Select all lines in the records that include "color".

-- Listed entries --
>> Start
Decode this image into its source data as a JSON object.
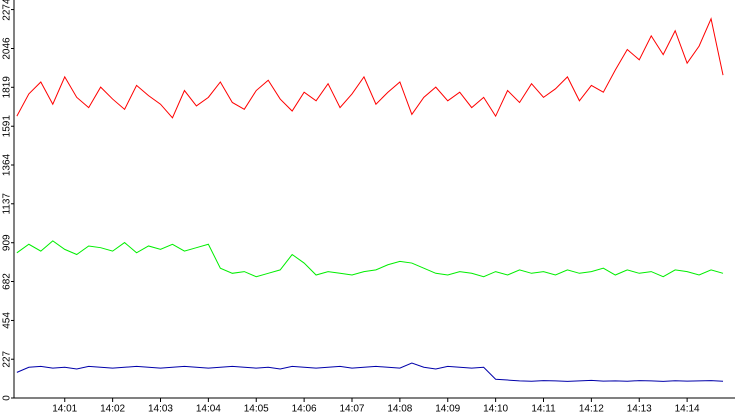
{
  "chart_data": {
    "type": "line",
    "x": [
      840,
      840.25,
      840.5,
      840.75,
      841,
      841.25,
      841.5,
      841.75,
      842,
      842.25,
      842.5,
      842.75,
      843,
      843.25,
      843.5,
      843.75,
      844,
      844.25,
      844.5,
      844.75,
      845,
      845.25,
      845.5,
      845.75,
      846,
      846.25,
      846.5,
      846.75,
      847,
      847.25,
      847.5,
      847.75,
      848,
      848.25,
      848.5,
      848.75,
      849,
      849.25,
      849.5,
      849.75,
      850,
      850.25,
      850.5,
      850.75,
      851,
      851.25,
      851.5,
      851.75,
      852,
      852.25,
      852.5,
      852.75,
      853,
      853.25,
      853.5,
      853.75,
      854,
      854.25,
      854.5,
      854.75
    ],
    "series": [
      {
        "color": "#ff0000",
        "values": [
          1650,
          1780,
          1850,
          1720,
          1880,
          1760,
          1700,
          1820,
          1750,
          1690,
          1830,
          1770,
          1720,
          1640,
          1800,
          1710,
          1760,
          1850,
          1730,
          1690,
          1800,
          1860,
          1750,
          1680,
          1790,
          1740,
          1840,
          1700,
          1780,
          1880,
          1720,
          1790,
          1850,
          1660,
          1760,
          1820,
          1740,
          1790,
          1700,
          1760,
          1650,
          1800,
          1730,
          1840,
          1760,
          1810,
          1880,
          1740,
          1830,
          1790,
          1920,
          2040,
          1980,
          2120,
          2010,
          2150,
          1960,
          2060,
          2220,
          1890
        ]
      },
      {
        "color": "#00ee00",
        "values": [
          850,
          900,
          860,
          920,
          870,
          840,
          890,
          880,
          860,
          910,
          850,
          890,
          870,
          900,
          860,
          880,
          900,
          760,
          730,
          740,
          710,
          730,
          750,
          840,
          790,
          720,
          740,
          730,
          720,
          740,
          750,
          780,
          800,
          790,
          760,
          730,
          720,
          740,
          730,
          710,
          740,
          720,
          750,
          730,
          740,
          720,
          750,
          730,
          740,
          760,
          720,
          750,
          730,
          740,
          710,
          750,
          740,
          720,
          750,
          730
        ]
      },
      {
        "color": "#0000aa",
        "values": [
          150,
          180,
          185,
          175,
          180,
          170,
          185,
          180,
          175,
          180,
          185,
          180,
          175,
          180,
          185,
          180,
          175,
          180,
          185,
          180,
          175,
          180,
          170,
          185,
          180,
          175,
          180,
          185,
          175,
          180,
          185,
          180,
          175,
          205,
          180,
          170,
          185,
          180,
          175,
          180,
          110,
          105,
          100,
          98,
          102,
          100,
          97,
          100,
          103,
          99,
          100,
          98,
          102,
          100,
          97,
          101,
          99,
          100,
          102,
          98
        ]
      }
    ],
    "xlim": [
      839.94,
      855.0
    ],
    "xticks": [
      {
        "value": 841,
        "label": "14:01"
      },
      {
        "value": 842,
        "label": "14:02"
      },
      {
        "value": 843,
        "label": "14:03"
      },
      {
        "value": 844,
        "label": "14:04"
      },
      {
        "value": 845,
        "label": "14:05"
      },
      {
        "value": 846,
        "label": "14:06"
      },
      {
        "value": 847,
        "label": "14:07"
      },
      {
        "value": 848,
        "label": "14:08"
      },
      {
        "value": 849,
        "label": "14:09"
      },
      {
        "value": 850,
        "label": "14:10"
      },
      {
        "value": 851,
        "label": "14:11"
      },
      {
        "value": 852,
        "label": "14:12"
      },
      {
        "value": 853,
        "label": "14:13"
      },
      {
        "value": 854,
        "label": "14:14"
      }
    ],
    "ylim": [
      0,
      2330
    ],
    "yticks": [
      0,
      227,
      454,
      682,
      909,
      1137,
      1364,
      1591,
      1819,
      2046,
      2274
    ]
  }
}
>> End
-- Task result --
        "color": "#ff0000",
        "color": "#00ee00",
        "color": "#0000aa",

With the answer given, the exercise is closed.